### SET EXERCISE
Write the material out again in full, exactly.

### RAW RECORDS
.....
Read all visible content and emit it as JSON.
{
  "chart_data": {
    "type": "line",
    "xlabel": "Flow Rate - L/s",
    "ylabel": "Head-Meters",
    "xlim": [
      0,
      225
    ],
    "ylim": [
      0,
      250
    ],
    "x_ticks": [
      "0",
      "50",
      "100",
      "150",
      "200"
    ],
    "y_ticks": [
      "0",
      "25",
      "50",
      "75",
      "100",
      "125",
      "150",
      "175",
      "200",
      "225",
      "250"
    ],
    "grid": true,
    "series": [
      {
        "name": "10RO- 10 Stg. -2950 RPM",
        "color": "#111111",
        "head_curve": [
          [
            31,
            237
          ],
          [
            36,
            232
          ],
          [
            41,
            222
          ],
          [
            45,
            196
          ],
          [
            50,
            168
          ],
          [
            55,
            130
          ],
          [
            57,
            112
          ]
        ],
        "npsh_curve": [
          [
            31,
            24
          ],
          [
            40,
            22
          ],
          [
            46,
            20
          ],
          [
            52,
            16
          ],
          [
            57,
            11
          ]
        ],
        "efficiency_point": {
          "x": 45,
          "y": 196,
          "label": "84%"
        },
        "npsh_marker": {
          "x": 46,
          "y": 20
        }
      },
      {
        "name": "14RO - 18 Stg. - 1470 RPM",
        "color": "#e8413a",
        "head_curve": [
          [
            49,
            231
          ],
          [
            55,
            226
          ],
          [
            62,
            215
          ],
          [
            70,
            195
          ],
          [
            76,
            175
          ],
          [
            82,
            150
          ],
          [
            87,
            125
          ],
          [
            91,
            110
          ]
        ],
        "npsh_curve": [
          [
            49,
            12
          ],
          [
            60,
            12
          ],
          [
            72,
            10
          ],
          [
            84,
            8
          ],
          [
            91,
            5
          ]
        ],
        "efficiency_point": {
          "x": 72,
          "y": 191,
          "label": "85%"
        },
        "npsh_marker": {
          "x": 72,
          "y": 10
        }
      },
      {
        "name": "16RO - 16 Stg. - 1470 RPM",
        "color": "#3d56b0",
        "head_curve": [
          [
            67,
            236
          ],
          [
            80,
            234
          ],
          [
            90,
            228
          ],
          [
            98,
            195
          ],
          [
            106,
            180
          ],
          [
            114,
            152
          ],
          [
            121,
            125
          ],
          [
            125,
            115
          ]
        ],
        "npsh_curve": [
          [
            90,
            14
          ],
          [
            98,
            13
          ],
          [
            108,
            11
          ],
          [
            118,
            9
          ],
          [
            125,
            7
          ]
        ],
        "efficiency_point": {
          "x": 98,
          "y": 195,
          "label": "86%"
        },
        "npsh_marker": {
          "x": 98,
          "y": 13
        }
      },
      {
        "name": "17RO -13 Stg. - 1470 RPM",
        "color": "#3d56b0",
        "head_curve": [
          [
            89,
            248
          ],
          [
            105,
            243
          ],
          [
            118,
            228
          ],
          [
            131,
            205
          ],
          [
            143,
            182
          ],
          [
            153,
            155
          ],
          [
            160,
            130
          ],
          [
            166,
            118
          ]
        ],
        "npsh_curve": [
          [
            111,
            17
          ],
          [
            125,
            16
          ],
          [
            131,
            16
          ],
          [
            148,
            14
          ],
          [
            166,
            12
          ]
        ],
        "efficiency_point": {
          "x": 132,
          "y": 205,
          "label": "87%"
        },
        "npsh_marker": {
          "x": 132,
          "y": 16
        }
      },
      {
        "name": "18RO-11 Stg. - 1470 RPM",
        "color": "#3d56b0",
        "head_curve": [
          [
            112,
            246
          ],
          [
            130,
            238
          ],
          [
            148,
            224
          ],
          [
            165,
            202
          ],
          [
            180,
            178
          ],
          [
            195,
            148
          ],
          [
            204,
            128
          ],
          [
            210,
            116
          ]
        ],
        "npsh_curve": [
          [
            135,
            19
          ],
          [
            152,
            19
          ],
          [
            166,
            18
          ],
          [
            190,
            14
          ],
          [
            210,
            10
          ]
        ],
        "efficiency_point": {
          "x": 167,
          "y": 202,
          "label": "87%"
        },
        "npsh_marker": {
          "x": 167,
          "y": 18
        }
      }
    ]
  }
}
.....
### CORRECT RESPONSE
Read all visible content and emit it as JSON.
{
  "chart_data": {
    "type": "line",
    "xlabel": "Flow Rate - L/s",
    "ylabel": "Head-Meters",
    "xlim": [
      0,
      225
    ],
    "ylim": [
      0,
      250
    ],
    "x_ticks": [
      "0",
      "50",
      "100",
      "150",
      "200"
    ],
    "y_ticks": [
      "0",
      "25",
      "50",
      "75",
      "100",
      "125",
      "150",
      "175",
      "200",
      "225",
      "250"
    ],
    "grid": true,
    "series": [
      {
        "name": "10RO- 10 Stg. -2950 RPM",
        "color": "#111111",
        "head_curve": [
          [
            31,
            237
          ],
          [
            36,
            232
          ],
          [
            41,
            222
          ],
          [
            45,
            196
          ],
          [
            50,
            168
          ],
          [
            55,
            130
          ],
          [
            57,
            112
          ]
        ],
        "npsh_curve": [
          [
            31,
            24
          ],
          [
            40,
            22
          ],
          [
            46,
            20
          ],
          [
            52,
            16
          ],
          [
            57,
            11
          ]
        ],
        "efficiency_point": {
          "x": 45,
          "y": 196,
          "label": "84%"
        },
        "npsh_marker": {
          "x": 46,
          "y": 20
        }
      },
      {
        "name": "14RO - 18 Stg. - 1470 RPM",
        "color": "#e8413a",
        "head_curve": [
          [
            49,
            231
          ],
          [
            55,
            226
          ],
          [
            62,
            215
          ],
          [
            70,
            195
          ],
          [
            76,
            175
          ],
          [
            82,
            150
          ],
          [
            87,
            125
          ],
          [
            91,
            110
          ]
        ],
        "npsh_curve": [
          [
            49,
            12
          ],
          [
            60,
            12
          ],
          [
            72,
            10
          ],
          [
            84,
            8
          ],
          [
            91,
            5
          ]
        ],
        "efficiency_point": {
          "x": 72,
          "y": 191,
          "label": "85%"
        },
        "npsh_marker": {
          "x": 72,
          "y": 10
        }
      },
      {
        "name": "16RO - 16 Stg. - 1470 RPM",
        "color": "#3d56b0",
        "head_curve": [
          [
            67,
            236
          ],
          [
            80,
            234
          ],
          [
            90,
            228
          ],
          [
            98,
            195
          ],
          [
            106,
            180
          ],
          [
            114,
            152
          ],
          [
            121,
            125
          ],
          [
            125,
            115
          ]
        ],
        "npsh_curve": [
          [
            90,
            14
          ],
          [
            98,
            13
          ],
          [
            108,
            11
          ],
          [
            118,
            9
          ],
          [
            125,
            7
          ]
        ],
        "efficiency_point": {
          "x": 98,
          "y": 195,
          "label": "86%"
        },
        "npsh_marker": {
          "x": 98,
          "y": 13
        }
      },
      {
        "name": "17RO -13 Stg. - 1470 RPM",
        "color": "#3d56b0",
        "head_curve": [
          [
            89,
            248
          ],
          [
            105,
            243
          ],
          [
            118,
            228
          ],
          [
            131,
            205
          ],
          [
            143,
            182
          ],
          [
            153,
            155
          ],
          [
            160,
            130
          ],
          [
            166,
            118
          ]
        ],
        "npsh_curve": [
          [
            111,
            17
          ],
          [
            125,
            16
          ],
          [
            131,
            16
          ],
          [
            148,
            14
          ],
          [
            166,
            12
          ]
        ],
        "efficiency_point": {
          "x": 132,
          "y": 205,
          "label": "87%"
        },
        "npsh_marker": {
          "x": 132,
          "y": 16
        }
      },
      {
        "name": "18RO-11 Stg. - 1470 RPM",
        "color": "#3d56b0",
        "head_curve": [
          [
            112,
            246
          ],
          [
            130,
            238
          ],
          [
            148,
            224
          ],
          [
            165,
            202
          ],
          [
            180,
            178
          ],
          [
            195,
            148
          ],
          [
            204,
            128
          ],
          [
            210,
            116
          ]
        ],
        "npsh_curve": [
          [
            135,
            19
          ],
          [
            152,
            19
          ],
          [
            166,
            18
          ],
          [
            190,
            14
          ],
          [
            210,
            10
          ]
        ],
        "efficiency_point": {
          "x": 167,
          "y": 202,
          "label": "87%"
        },
        "npsh_marker": {
          "x": 167,
          "y": 18
        }
      }
    ]
  }
}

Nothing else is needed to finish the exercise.